DATA PROVIDED »

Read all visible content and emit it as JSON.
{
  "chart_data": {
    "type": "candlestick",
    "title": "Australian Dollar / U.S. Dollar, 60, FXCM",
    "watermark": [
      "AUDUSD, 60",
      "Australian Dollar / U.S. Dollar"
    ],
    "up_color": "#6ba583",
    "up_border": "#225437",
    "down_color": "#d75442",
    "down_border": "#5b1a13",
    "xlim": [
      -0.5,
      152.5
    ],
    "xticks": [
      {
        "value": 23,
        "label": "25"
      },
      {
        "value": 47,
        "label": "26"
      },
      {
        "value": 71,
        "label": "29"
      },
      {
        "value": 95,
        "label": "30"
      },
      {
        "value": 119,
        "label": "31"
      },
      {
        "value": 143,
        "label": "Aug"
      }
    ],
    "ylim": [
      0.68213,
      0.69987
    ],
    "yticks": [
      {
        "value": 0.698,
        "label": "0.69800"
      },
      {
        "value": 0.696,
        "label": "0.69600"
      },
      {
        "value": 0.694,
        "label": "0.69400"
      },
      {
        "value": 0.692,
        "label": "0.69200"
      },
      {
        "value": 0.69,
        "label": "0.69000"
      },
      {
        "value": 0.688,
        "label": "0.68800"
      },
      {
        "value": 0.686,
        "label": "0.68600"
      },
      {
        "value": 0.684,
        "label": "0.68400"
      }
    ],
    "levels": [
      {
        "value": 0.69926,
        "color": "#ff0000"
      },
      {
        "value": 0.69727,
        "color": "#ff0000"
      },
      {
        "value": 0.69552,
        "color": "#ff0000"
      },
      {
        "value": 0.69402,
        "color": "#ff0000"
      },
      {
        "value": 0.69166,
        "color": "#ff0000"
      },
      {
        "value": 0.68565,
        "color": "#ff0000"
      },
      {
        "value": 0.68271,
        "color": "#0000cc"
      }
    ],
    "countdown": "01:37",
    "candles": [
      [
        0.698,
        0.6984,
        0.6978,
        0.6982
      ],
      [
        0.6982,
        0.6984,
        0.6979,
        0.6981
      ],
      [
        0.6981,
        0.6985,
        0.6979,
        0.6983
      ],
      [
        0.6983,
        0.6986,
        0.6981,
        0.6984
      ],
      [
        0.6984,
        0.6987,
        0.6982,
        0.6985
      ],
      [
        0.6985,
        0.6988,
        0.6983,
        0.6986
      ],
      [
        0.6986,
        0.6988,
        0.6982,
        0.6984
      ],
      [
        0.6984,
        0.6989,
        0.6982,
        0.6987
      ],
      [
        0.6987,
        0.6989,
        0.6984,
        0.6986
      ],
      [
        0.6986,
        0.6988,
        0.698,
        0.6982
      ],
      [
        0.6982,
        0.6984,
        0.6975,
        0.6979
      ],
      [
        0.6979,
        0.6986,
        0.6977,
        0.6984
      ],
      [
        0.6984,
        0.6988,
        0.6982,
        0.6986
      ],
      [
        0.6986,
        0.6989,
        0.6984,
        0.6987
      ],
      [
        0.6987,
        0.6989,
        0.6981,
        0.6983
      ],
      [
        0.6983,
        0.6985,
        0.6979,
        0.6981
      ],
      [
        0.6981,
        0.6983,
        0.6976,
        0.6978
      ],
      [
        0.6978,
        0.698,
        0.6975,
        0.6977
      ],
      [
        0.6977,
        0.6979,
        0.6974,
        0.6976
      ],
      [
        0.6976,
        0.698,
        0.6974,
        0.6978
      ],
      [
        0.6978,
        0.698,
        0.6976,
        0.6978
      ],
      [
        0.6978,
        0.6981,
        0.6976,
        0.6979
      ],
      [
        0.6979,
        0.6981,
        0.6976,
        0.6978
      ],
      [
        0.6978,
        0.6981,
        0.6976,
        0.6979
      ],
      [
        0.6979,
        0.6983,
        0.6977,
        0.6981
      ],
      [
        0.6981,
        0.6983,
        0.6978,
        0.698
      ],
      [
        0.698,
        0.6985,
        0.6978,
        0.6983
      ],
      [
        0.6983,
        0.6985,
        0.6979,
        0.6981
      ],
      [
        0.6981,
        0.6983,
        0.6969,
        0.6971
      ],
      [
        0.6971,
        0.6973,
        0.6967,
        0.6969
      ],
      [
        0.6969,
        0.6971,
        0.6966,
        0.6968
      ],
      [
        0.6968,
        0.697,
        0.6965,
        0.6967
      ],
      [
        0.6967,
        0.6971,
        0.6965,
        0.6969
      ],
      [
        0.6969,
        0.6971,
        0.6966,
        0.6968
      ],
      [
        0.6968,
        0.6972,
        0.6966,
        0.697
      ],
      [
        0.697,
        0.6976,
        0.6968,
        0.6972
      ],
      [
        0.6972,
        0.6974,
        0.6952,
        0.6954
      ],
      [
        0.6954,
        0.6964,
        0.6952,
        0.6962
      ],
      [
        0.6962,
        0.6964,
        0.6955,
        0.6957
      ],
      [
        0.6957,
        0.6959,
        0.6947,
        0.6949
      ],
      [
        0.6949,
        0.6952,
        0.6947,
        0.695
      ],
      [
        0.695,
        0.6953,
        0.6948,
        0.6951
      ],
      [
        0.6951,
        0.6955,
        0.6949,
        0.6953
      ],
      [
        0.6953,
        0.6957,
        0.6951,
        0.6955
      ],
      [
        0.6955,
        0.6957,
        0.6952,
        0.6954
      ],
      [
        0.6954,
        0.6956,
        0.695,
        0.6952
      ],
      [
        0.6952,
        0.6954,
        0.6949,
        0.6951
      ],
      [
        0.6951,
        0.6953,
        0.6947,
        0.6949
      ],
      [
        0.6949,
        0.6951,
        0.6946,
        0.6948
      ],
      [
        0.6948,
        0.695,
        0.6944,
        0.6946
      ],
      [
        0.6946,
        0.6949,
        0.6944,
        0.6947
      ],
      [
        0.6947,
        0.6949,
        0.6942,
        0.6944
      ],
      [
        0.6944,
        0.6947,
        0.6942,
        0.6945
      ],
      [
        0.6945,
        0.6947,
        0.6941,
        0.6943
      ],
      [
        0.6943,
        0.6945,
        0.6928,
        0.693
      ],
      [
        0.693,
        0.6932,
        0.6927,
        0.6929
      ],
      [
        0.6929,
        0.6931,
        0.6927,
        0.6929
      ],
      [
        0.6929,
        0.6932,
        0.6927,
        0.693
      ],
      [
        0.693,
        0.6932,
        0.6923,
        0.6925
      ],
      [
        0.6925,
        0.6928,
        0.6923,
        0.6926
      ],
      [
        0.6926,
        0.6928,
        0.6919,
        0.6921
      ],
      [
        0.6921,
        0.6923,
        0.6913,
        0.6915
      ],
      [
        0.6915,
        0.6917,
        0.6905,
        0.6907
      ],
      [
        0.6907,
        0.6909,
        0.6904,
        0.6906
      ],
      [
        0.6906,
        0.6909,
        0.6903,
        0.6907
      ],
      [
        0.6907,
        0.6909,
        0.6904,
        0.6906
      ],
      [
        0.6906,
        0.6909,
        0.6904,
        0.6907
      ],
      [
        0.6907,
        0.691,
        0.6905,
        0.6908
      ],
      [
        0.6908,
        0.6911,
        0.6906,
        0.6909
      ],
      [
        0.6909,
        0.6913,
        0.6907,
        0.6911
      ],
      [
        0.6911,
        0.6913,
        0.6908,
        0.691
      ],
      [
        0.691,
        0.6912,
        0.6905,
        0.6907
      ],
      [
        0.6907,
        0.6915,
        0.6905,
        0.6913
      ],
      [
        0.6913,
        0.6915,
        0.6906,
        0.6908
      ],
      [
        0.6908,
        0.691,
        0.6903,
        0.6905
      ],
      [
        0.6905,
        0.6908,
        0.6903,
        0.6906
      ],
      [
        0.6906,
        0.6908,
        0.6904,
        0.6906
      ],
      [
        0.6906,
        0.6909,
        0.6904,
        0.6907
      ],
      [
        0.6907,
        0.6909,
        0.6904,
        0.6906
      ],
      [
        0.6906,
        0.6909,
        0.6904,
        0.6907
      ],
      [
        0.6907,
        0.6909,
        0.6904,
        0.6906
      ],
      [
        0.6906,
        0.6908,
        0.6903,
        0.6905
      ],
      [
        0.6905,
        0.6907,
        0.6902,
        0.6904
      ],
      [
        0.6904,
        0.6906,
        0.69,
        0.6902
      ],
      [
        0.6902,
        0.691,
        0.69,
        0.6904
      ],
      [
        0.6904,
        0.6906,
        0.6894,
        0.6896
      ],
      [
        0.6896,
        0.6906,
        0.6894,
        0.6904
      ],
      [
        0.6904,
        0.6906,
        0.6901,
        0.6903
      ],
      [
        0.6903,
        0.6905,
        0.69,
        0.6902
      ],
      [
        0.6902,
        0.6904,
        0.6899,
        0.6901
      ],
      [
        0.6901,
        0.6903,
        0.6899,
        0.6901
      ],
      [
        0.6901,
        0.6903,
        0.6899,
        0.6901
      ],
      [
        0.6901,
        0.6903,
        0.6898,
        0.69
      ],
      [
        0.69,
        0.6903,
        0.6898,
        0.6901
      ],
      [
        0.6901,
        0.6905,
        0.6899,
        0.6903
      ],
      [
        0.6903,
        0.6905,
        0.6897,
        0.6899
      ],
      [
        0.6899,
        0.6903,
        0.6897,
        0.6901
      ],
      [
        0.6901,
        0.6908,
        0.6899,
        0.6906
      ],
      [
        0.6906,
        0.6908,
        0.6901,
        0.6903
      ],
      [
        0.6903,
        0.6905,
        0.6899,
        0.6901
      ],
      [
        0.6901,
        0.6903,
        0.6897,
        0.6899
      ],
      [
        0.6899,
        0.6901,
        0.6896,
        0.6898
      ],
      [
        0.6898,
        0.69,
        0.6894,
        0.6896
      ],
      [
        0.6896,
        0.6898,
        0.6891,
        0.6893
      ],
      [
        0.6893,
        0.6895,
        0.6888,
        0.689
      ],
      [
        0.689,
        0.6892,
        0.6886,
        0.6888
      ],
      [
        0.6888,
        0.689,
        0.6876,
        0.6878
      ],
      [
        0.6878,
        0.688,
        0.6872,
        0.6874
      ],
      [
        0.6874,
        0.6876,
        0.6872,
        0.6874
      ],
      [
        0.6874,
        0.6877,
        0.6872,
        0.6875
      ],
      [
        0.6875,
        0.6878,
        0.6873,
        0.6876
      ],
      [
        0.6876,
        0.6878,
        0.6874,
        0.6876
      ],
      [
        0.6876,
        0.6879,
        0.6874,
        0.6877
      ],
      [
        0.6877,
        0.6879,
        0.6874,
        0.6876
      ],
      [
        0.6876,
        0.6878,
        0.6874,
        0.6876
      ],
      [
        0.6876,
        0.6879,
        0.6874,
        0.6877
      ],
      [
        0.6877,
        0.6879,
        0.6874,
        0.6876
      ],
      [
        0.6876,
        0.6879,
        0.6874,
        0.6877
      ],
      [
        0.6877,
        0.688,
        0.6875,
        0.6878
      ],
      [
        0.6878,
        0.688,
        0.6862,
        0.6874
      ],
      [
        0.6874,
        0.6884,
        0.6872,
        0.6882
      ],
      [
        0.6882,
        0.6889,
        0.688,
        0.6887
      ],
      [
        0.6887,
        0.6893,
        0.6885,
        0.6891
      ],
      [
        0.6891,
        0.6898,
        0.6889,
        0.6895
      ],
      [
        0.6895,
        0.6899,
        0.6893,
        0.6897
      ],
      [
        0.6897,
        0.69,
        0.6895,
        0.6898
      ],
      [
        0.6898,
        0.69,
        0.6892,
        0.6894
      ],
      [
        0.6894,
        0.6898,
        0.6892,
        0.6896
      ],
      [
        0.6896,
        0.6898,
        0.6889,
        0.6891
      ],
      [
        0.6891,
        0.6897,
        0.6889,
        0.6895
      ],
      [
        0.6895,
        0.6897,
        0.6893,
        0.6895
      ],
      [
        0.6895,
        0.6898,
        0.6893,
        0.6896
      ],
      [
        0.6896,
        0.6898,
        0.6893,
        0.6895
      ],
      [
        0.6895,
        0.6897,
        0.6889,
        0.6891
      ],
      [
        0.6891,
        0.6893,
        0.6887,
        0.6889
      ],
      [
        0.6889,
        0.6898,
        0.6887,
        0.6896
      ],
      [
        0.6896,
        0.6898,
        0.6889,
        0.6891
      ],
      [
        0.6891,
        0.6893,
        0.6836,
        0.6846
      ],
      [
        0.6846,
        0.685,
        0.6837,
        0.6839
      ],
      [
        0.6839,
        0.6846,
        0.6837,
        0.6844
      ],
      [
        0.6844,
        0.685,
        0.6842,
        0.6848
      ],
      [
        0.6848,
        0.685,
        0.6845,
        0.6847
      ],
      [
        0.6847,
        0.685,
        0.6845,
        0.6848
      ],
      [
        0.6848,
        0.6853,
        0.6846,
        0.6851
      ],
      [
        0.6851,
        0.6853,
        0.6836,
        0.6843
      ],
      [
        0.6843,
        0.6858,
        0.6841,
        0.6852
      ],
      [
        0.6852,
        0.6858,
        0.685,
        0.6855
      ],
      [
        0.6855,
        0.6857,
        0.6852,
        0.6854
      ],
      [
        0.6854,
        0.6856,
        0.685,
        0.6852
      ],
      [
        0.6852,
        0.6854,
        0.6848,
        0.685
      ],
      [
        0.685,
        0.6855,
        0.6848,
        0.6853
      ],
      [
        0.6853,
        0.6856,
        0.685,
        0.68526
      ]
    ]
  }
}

INSTRUCTIONS FOR THE TASK » Filter the listing for the word "Dollar" and copy every line that holds it.

THE REPLY »
    "title": "Australian Dollar / U.S. Dollar, 60, FXCM",
      "Australian Dollar / U.S. Dollar"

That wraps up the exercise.